>> Start Data for the task

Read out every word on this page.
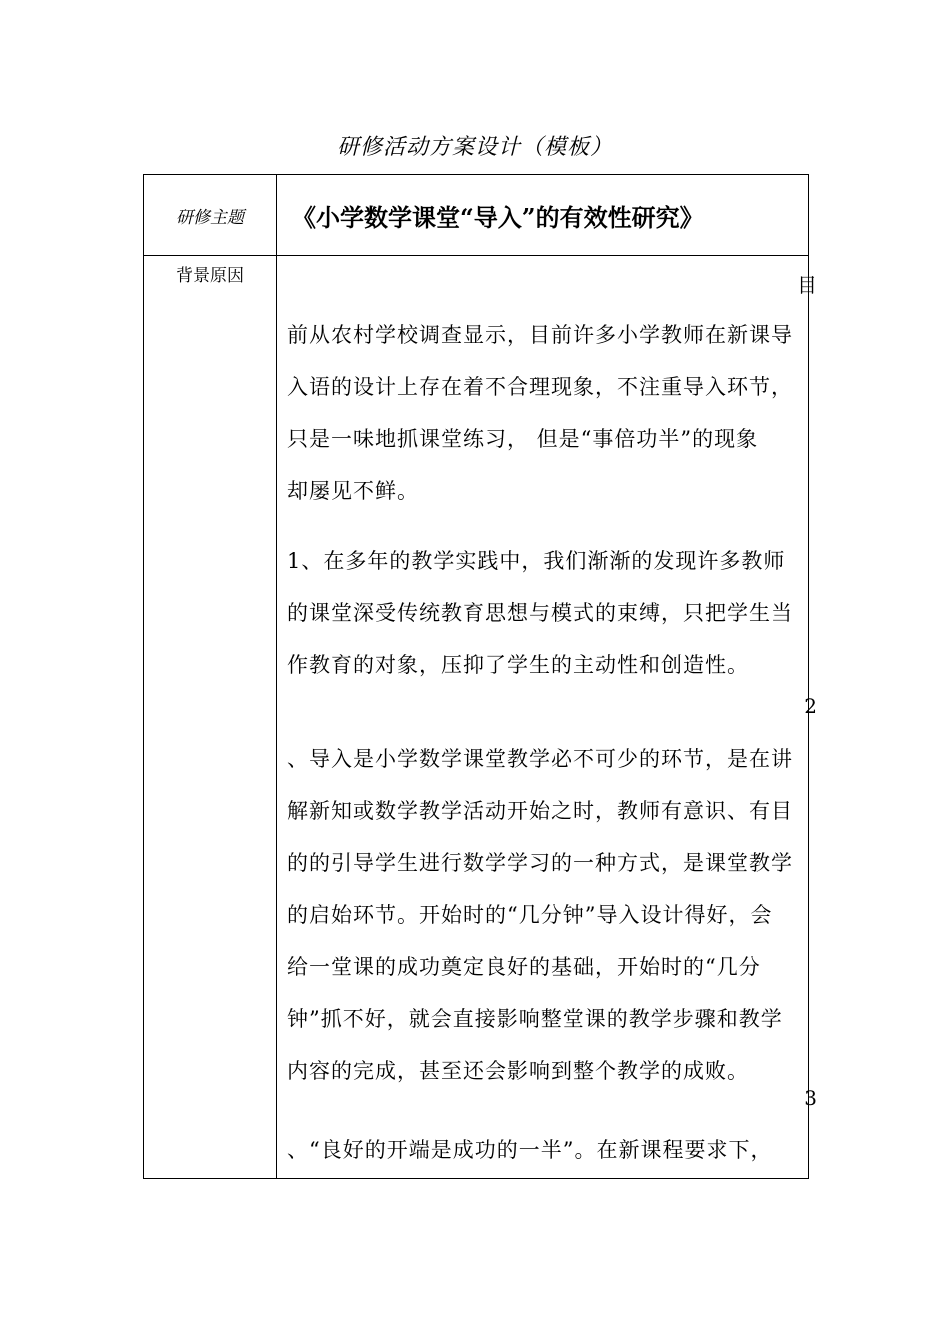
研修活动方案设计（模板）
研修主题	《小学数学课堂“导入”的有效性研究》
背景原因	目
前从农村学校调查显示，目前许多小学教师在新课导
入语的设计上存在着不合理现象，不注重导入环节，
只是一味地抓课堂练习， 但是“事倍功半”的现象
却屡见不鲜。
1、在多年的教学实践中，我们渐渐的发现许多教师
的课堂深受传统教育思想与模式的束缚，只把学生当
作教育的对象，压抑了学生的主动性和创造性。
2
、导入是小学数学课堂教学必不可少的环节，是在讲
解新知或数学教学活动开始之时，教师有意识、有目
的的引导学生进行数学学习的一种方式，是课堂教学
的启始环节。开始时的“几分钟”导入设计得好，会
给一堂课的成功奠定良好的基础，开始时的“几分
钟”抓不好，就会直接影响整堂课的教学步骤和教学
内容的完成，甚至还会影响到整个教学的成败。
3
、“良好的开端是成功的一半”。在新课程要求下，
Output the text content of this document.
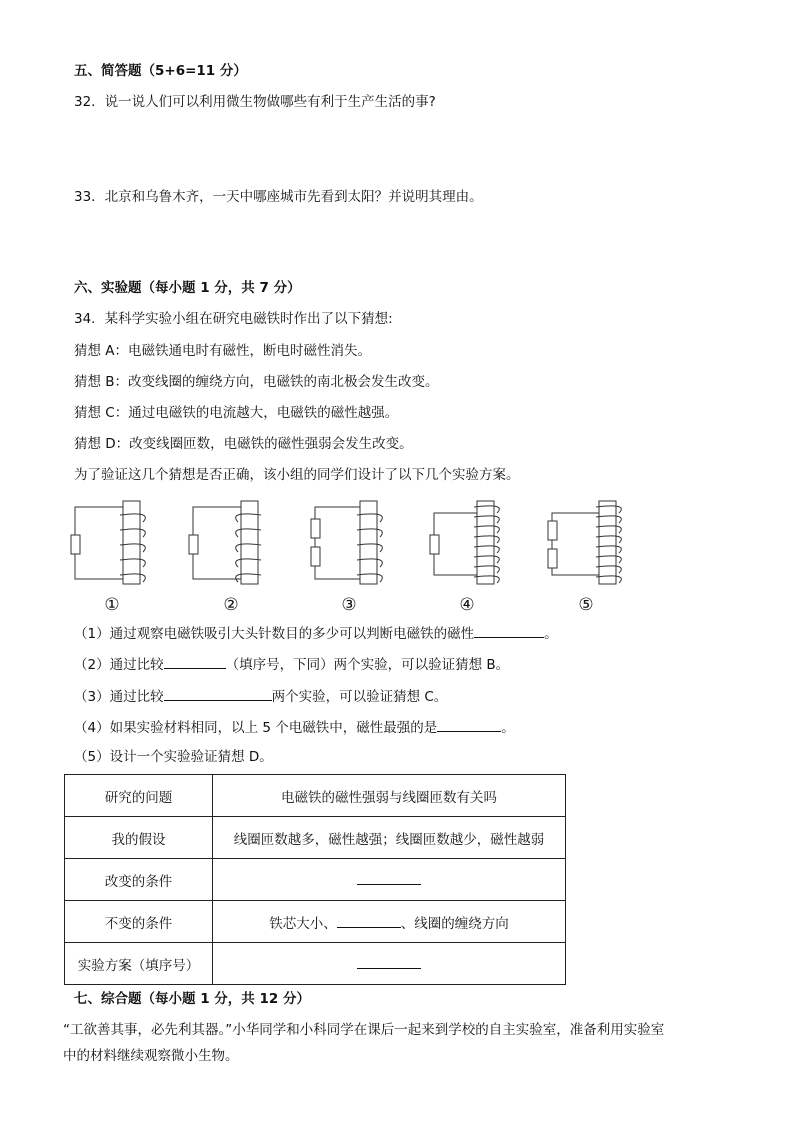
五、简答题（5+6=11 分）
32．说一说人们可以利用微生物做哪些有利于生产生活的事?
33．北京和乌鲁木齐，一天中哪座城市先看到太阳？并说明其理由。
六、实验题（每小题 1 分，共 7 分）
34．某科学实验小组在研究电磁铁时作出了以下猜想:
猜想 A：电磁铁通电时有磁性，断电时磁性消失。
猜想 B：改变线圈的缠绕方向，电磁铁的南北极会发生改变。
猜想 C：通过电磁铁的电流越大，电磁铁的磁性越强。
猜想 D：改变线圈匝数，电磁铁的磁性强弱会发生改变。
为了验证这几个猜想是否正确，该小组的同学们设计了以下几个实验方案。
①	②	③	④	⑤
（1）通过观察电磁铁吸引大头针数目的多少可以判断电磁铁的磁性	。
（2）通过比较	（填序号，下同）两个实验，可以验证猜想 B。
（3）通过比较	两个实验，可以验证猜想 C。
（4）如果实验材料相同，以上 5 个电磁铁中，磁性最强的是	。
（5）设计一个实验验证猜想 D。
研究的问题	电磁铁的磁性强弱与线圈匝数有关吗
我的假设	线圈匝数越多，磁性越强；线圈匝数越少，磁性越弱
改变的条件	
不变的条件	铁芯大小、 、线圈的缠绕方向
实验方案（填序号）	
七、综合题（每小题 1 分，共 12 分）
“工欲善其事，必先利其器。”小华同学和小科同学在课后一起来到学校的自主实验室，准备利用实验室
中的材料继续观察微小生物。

>> End Data for the task

*Written exercise:*
Without including the pictures, return each record above exactly as it stands.

*Exercise response:*
Read out every word on this page.
研修活动方案设计（模板）
研修主题	《小学数学课堂“导入”的有效性研究》
背景原因	目
前从农村学校调查显示，目前许多小学教师在新课导
入语的设计上存在着不合理现象，不注重导入环节，
只是一味地抓课堂练习， 但是“事倍功半”的现象
却屡见不鲜。
1、在多年的教学实践中，我们渐渐的发现许多教师
的课堂深受传统教育思想与模式的束缚，只把学生当
作教育的对象，压抑了学生的主动性和创造性。
2
、导入是小学数学课堂教学必不可少的环节，是在讲
解新知或数学教学活动开始之时，教师有意识、有目
的的引导学生进行数学学习的一种方式，是课堂教学
的启始环节。开始时的“几分钟”导入设计得好，会
给一堂课的成功奠定良好的基础，开始时的“几分
钟”抓不好，就会直接影响整堂课的教学步骤和教学
内容的完成，甚至还会影响到整个教学的成败。
3
、“良好的开端是成功的一半”。在新课程要求下，
Output the text content of this document.
五、简答题（5+6=11 分）
32．说一说人们可以利用微生物做哪些有利于生产生活的事?
33．北京和乌鲁木齐，一天中哪座城市先看到太阳？并说明其理由。
六、实验题（每小题 1 分，共 7 分）
34．某科学实验小组在研究电磁铁时作出了以下猜想:
猜想 A：电磁铁通电时有磁性，断电时磁性消失。
猜想 B：改变线圈的缠绕方向，电磁铁的南北极会发生改变。
猜想 C：通过电磁铁的电流越大，电磁铁的磁性越强。
猜想 D：改变线圈匝数，电磁铁的磁性强弱会发生改变。
为了验证这几个猜想是否正确，该小组的同学们设计了以下几个实验方案。
①	②	③	④	⑤
（1）通过观察电磁铁吸引大头针数目的多少可以判断电磁铁的磁性	。
（2）通过比较	（填序号，下同）两个实验，可以验证猜想 B。
（3）通过比较	两个实验，可以验证猜想 C。
（4）如果实验材料相同，以上 5 个电磁铁中，磁性最强的是	。
（5）设计一个实验验证猜想 D。
研究的问题	电磁铁的磁性强弱与线圈匝数有关吗
我的假设	线圈匝数越多，磁性越强；线圈匝数越少，磁性越弱
改变的条件	
不变的条件	铁芯大小、 、线圈的缠绕方向
实验方案（填序号）	
七、综合题（每小题 1 分，共 12 分）
“工欲善其事，必先利其器。”小华同学和小科同学在课后一起来到学校的自主实验室，准备利用实验室
中的材料继续观察微小生物。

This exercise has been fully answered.